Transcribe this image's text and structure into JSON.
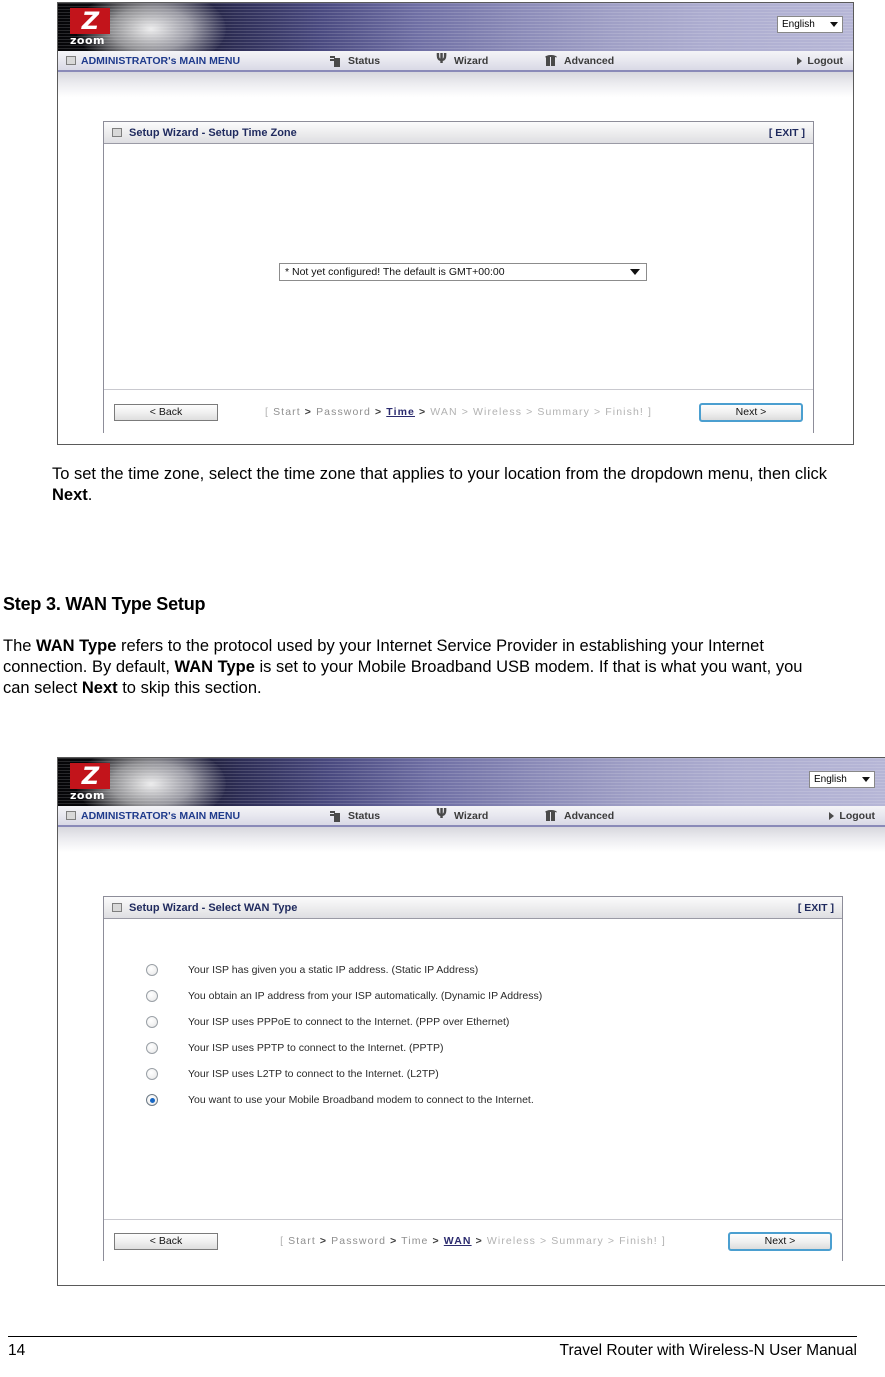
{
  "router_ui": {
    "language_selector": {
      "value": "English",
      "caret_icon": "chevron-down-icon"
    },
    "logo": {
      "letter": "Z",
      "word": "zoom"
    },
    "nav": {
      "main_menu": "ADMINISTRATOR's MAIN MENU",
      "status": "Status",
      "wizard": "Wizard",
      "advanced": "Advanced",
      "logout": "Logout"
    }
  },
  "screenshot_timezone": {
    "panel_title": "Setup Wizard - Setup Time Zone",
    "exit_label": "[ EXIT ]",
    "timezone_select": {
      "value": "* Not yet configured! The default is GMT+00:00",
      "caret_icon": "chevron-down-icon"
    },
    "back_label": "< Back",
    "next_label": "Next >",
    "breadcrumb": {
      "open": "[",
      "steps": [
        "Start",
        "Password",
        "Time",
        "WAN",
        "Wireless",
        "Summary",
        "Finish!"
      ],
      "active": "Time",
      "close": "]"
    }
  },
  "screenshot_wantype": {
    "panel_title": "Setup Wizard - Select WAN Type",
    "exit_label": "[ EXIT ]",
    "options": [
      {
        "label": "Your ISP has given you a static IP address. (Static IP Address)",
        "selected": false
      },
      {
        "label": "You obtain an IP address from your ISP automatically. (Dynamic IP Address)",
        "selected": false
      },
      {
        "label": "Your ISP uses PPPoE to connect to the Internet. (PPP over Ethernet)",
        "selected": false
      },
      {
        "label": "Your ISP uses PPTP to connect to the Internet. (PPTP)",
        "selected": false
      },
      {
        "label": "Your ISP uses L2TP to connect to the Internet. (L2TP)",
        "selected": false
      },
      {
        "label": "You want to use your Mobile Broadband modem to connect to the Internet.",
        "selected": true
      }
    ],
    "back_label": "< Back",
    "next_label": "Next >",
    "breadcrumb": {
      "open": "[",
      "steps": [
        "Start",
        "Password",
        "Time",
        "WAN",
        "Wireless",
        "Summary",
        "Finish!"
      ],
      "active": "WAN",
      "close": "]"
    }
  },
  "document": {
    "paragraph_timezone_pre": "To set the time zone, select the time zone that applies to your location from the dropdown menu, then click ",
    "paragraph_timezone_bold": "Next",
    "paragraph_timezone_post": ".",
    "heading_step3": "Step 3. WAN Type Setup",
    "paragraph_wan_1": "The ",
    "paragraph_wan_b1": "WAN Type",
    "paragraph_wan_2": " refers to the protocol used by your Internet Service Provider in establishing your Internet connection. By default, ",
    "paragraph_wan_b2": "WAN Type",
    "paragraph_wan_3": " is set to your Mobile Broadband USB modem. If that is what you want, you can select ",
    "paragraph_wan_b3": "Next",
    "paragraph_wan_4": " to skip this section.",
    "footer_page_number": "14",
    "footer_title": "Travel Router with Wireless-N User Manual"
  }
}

§ §

▸ Challenge
Search the data for the string "Wizard" and copy each line where it appears.

▸ Expected answer
      "wizard": "Wizard",
    "panel_title": "Setup Wizard - Setup Time Zone",
    "panel_title": "Setup Wizard - Select WAN Type",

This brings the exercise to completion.